• _What the task requires_: Which lines hold the string "Corrected"? Copy every one of them.
BEGIN
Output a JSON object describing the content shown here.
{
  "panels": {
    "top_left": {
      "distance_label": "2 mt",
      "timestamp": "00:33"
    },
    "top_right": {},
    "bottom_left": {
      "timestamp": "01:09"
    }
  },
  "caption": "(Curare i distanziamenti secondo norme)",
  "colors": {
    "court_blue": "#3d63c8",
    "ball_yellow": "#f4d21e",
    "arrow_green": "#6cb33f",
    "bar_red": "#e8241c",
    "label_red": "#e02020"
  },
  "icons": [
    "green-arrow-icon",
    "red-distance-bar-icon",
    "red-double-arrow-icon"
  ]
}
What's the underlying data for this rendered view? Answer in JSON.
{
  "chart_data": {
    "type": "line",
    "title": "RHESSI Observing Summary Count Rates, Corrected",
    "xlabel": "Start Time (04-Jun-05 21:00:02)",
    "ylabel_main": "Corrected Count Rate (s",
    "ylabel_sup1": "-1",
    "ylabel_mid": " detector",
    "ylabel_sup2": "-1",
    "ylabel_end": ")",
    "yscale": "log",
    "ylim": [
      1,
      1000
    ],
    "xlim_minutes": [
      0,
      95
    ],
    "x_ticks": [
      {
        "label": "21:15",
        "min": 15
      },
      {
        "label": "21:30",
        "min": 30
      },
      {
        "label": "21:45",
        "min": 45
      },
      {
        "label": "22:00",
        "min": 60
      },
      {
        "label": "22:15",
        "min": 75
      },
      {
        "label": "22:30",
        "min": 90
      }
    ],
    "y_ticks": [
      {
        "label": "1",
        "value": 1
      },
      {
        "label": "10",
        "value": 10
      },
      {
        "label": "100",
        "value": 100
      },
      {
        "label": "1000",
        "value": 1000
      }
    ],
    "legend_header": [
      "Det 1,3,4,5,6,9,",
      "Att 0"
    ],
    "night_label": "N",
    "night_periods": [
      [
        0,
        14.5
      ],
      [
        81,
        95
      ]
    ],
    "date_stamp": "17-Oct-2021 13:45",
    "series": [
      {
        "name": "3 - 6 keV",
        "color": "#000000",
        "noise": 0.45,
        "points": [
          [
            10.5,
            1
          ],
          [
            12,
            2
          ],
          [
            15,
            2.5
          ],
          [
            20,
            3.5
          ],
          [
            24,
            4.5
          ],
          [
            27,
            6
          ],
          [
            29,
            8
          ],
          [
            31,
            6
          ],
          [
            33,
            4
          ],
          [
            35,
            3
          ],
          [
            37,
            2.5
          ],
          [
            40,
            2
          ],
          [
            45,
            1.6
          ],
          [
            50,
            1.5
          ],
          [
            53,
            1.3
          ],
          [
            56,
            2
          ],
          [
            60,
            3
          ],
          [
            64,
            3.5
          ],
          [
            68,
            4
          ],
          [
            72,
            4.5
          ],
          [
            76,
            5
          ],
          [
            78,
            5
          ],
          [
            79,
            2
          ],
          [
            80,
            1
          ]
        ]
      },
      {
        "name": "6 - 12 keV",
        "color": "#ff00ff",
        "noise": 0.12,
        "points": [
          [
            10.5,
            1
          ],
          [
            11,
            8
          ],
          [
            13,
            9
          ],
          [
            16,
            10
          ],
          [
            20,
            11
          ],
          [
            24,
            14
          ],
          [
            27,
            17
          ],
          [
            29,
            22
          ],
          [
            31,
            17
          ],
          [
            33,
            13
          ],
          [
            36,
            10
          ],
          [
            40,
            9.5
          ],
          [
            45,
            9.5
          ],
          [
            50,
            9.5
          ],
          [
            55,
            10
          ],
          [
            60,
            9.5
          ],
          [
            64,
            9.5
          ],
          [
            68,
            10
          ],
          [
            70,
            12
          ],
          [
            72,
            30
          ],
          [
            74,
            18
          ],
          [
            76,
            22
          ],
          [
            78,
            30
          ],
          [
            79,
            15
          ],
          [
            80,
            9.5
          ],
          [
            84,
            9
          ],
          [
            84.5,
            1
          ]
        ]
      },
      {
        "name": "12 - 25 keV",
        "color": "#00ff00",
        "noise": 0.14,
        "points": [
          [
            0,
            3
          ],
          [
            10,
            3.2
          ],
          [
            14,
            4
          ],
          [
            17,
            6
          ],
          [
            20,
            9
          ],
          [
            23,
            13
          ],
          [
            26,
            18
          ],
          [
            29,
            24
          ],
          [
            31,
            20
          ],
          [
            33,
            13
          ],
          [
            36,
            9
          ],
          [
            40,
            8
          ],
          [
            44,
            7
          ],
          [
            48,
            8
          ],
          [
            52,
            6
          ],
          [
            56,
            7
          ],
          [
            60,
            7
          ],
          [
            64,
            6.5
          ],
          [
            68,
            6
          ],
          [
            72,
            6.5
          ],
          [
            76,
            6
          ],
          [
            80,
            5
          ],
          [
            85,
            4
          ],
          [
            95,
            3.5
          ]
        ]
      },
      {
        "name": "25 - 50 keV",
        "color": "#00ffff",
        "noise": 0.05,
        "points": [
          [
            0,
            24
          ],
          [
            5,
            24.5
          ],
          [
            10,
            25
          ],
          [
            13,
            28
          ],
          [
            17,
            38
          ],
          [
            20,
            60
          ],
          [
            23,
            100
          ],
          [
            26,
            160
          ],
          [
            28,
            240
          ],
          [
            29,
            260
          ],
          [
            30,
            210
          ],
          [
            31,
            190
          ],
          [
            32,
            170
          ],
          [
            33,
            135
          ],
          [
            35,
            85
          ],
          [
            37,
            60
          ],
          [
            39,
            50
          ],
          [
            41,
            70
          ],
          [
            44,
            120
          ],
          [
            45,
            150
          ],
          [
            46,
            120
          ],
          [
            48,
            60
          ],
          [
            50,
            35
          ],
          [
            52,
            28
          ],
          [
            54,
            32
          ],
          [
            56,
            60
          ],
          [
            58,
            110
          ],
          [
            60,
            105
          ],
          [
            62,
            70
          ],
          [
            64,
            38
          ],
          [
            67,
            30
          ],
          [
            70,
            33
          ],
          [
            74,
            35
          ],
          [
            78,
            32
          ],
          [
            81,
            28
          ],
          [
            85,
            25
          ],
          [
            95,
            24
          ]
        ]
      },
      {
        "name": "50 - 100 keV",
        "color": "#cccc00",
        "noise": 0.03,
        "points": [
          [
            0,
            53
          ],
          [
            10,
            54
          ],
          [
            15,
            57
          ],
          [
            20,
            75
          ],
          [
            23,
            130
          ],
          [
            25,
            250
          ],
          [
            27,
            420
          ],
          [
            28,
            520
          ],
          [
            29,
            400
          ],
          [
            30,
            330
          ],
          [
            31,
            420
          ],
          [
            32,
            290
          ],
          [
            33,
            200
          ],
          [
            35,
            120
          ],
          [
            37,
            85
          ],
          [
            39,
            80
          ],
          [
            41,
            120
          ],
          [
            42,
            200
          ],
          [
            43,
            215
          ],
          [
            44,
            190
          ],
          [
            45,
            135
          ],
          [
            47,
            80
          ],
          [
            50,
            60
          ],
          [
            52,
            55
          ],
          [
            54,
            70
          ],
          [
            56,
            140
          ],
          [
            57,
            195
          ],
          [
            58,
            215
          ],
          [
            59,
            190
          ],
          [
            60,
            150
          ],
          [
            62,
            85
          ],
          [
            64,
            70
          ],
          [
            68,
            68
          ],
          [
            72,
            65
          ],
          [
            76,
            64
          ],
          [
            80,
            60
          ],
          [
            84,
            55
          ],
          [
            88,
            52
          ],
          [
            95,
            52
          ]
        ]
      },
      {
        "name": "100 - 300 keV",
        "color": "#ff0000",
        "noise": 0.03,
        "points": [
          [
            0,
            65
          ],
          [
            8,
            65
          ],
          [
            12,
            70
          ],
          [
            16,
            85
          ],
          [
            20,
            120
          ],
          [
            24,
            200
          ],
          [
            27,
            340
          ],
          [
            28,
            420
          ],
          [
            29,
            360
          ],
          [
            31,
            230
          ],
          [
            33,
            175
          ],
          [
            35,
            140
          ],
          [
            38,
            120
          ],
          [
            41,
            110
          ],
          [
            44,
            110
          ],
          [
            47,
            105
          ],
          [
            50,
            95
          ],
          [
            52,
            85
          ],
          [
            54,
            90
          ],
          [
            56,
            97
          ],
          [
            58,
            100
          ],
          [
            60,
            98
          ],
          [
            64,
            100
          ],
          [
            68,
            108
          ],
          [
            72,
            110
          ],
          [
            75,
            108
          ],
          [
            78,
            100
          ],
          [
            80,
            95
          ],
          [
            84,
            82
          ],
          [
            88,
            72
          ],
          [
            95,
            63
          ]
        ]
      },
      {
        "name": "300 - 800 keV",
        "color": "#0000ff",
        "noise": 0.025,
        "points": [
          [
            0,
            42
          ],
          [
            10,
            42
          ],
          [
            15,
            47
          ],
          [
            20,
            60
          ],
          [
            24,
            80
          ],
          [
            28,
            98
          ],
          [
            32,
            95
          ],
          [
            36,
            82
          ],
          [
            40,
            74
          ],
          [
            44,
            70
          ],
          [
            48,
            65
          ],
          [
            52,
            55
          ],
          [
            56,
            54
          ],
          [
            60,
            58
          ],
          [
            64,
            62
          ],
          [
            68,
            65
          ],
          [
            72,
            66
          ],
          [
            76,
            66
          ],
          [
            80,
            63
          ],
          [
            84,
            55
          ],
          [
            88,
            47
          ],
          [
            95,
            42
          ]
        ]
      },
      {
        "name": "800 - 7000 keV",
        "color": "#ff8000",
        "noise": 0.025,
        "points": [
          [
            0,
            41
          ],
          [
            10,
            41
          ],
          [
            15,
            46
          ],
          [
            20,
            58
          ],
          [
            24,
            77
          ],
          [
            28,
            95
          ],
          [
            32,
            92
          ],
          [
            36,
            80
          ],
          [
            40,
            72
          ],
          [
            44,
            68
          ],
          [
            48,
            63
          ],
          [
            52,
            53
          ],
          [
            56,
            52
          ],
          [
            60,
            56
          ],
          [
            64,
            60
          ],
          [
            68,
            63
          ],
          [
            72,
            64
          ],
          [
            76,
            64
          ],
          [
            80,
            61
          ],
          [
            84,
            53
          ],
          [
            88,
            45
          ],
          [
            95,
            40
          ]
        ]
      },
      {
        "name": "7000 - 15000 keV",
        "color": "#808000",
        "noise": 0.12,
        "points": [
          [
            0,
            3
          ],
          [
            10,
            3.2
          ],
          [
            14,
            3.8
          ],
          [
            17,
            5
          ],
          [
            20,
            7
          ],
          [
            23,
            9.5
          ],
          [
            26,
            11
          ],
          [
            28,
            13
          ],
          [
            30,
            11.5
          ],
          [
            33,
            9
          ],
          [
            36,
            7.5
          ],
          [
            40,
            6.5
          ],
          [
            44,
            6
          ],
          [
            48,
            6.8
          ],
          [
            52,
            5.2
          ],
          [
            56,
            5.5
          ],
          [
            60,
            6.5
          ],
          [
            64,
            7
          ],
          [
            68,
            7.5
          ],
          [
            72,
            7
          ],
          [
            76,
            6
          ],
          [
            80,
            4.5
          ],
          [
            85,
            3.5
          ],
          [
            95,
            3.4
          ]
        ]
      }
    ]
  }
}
END
• _Response_:
    "title": "RHESSI Observing Summary Count Rates, Corrected",
    "ylabel_main": "Corrected Count Rate (s",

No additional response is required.